↓↓↓

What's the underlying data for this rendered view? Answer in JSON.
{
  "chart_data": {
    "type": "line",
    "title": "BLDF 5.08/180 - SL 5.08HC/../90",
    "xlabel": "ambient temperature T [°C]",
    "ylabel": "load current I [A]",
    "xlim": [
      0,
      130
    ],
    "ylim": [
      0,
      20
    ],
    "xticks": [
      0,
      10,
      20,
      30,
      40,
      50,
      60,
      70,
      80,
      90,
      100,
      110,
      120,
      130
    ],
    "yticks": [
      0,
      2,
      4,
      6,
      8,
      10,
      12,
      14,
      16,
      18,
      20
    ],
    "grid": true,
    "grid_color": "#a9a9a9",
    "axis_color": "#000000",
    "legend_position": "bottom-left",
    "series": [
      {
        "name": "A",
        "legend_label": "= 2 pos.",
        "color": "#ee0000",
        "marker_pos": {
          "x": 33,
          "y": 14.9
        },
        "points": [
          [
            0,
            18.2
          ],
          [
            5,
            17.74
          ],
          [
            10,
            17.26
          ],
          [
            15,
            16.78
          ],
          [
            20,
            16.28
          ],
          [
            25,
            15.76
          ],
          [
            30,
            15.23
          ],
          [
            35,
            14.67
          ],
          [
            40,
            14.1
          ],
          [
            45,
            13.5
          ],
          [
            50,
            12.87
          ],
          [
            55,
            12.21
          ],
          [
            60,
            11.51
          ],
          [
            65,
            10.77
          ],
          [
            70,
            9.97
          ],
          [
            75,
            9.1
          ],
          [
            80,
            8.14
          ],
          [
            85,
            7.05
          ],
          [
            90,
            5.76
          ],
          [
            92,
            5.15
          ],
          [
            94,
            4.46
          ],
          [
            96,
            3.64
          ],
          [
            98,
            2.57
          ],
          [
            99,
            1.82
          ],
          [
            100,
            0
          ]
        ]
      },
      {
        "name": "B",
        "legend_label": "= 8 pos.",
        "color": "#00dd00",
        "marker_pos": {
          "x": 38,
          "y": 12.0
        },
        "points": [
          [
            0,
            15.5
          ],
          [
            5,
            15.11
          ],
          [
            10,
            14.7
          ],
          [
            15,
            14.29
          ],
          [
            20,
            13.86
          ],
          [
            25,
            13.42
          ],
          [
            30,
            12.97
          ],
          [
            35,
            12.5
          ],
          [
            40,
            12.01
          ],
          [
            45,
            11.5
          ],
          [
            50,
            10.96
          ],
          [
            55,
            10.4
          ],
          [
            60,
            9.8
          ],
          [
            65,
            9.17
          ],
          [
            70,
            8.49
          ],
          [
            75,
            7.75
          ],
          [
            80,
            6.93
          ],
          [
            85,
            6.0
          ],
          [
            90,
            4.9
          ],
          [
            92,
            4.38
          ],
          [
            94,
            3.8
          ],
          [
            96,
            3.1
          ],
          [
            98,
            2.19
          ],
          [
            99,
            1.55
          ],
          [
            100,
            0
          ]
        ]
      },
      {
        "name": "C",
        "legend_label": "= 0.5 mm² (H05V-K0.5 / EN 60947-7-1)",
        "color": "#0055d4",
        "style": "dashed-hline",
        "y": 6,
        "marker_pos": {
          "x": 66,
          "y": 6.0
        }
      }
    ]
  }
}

↑↑↑

• Written instruction: Retype the material in full. Each word must match.

• Result for this exercise:
What's the underlying data for this rendered view? Answer in JSON.
{
  "chart_data": {
    "type": "line",
    "title": "BLDF 5.08/180 - SL 5.08HC/../90",
    "xlabel": "ambient temperature T [°C]",
    "ylabel": "load current I [A]",
    "xlim": [
      0,
      130
    ],
    "ylim": [
      0,
      20
    ],
    "xticks": [
      0,
      10,
      20,
      30,
      40,
      50,
      60,
      70,
      80,
      90,
      100,
      110,
      120,
      130
    ],
    "yticks": [
      0,
      2,
      4,
      6,
      8,
      10,
      12,
      14,
      16,
      18,
      20
    ],
    "grid": true,
    "grid_color": "#a9a9a9",
    "axis_color": "#000000",
    "legend_position": "bottom-left",
    "series": [
      {
        "name": "A",
        "legend_label": "= 2 pos.",
        "color": "#ee0000",
        "marker_pos": {
          "x": 33,
          "y": 14.9
        },
        "points": [
          [
            0,
            18.2
          ],
          [
            5,
            17.74
          ],
          [
            10,
            17.26
          ],
          [
            15,
            16.78
          ],
          [
            20,
            16.28
          ],
          [
            25,
            15.76
          ],
          [
            30,
            15.23
          ],
          [
            35,
            14.67
          ],
          [
            40,
            14.1
          ],
          [
            45,
            13.5
          ],
          [
            50,
            12.87
          ],
          [
            55,
            12.21
          ],
          [
            60,
            11.51
          ],
          [
            65,
            10.77
          ],
          [
            70,
            9.97
          ],
          [
            75,
            9.1
          ],
          [
            80,
            8.14
          ],
          [
            85,
            7.05
          ],
          [
            90,
            5.76
          ],
          [
            92,
            5.15
          ],
          [
            94,
            4.46
          ],
          [
            96,
            3.64
          ],
          [
            98,
            2.57
          ],
          [
            99,
            1.82
          ],
          [
            100,
            0
          ]
        ]
      },
      {
        "name": "B",
        "legend_label": "= 8 pos.",
        "color": "#00dd00",
        "marker_pos": {
          "x": 38,
          "y": 12.0
        },
        "points": [
          [
            0,
            15.5
          ],
          [
            5,
            15.11
          ],
          [
            10,
            14.7
          ],
          [
            15,
            14.29
          ],
          [
            20,
            13.86
          ],
          [
            25,
            13.42
          ],
          [
            30,
            12.97
          ],
          [
            35,
            12.5
          ],
          [
            40,
            12.01
          ],
          [
            45,
            11.5
          ],
          [
            50,
            10.96
          ],
          [
            55,
            10.4
          ],
          [
            60,
            9.8
          ],
          [
            65,
            9.17
          ],
          [
            70,
            8.49
          ],
          [
            75,
            7.75
          ],
          [
            80,
            6.93
          ],
          [
            85,
            6.0
          ],
          [
            90,
            4.9
          ],
          [
            92,
            4.38
          ],
          [
            94,
            3.8
          ],
          [
            96,
            3.1
          ],
          [
            98,
            2.19
          ],
          [
            99,
            1.55
          ],
          [
            100,
            0
          ]
        ]
      },
      {
        "name": "C",
        "legend_label": "= 0.5 mm² (H05V-K0.5 / EN 60947-7-1)",
        "color": "#0055d4",
        "style": "dashed-hline",
        "y": 6,
        "marker_pos": {
          "x": 66,
          "y": 6.0
        }
      }
    ]
  }
}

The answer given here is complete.